**Exercise**
Retype the records below word for word and omit any image.

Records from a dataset
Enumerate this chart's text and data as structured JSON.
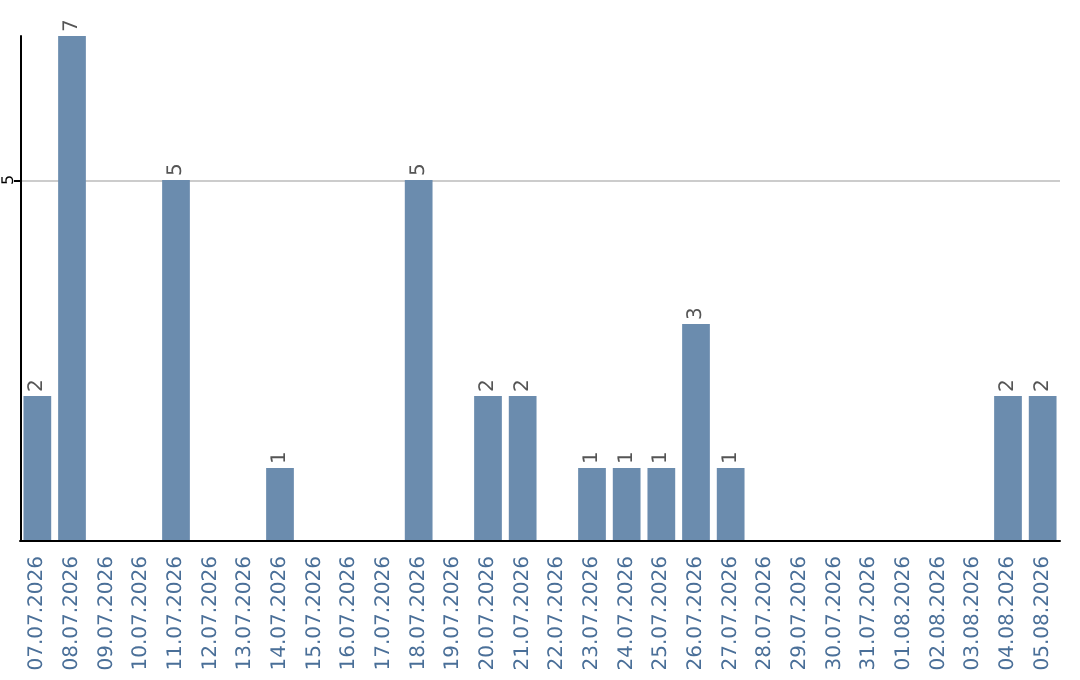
{
  "chart_data": {
    "type": "bar",
    "categories": [
      "07.07.2026",
      "08.07.2026",
      "09.07.2026",
      "10.07.2026",
      "11.07.2026",
      "12.07.2026",
      "13.07.2026",
      "14.07.2026",
      "15.07.2026",
      "16.07.2026",
      "17.07.2026",
      "18.07.2026",
      "19.07.2026",
      "20.07.2026",
      "21.07.2026",
      "22.07.2026",
      "23.07.2026",
      "24.07.2026",
      "25.07.2026",
      "26.07.2026",
      "27.07.2026",
      "28.07.2026",
      "29.07.2026",
      "30.07.2026",
      "31.07.2026",
      "01.08.2026",
      "02.08.2026",
      "03.08.2026",
      "04.08.2026",
      "05.08.2026"
    ],
    "values": [
      2,
      7,
      0,
      0,
      5,
      0,
      0,
      1,
      0,
      0,
      0,
      5,
      0,
      2,
      2,
      0,
      1,
      1,
      1,
      3,
      1,
      0,
      0,
      0,
      0,
      0,
      0,
      0,
      2,
      2
    ],
    "value_labels": [
      "2",
      "7",
      null,
      null,
      "5",
      null,
      null,
      "1",
      null,
      null,
      null,
      "5",
      null,
      "2",
      "2",
      null,
      "1",
      "1",
      "1",
      "3",
      "1",
      null,
      null,
      null,
      null,
      null,
      null,
      null,
      "2",
      "2"
    ],
    "color": "#6b8cae",
    "ylim": [
      0,
      7
    ],
    "yticks": [
      5
    ],
    "grid": "y"
  }
}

**Solution to the exercise**
Enumerate this chart's text and data as structured JSON.
{
  "chart_data": {
    "type": "bar",
    "categories": [
      "07.07.2026",
      "08.07.2026",
      "09.07.2026",
      "10.07.2026",
      "11.07.2026",
      "12.07.2026",
      "13.07.2026",
      "14.07.2026",
      "15.07.2026",
      "16.07.2026",
      "17.07.2026",
      "18.07.2026",
      "19.07.2026",
      "20.07.2026",
      "21.07.2026",
      "22.07.2026",
      "23.07.2026",
      "24.07.2026",
      "25.07.2026",
      "26.07.2026",
      "27.07.2026",
      "28.07.2026",
      "29.07.2026",
      "30.07.2026",
      "31.07.2026",
      "01.08.2026",
      "02.08.2026",
      "03.08.2026",
      "04.08.2026",
      "05.08.2026"
    ],
    "values": [
      2,
      7,
      0,
      0,
      5,
      0,
      0,
      1,
      0,
      0,
      0,
      5,
      0,
      2,
      2,
      0,
      1,
      1,
      1,
      3,
      1,
      0,
      0,
      0,
      0,
      0,
      0,
      0,
      2,
      2
    ],
    "value_labels": [
      "2",
      "7",
      null,
      null,
      "5",
      null,
      null,
      "1",
      null,
      null,
      null,
      "5",
      null,
      "2",
      "2",
      null,
      "1",
      "1",
      "1",
      "3",
      "1",
      null,
      null,
      null,
      null,
      null,
      null,
      null,
      "2",
      "2"
    ],
    "color": "#6b8cae",
    "ylim": [
      0,
      7
    ],
    "yticks": [
      5
    ],
    "grid": "y"
  }
}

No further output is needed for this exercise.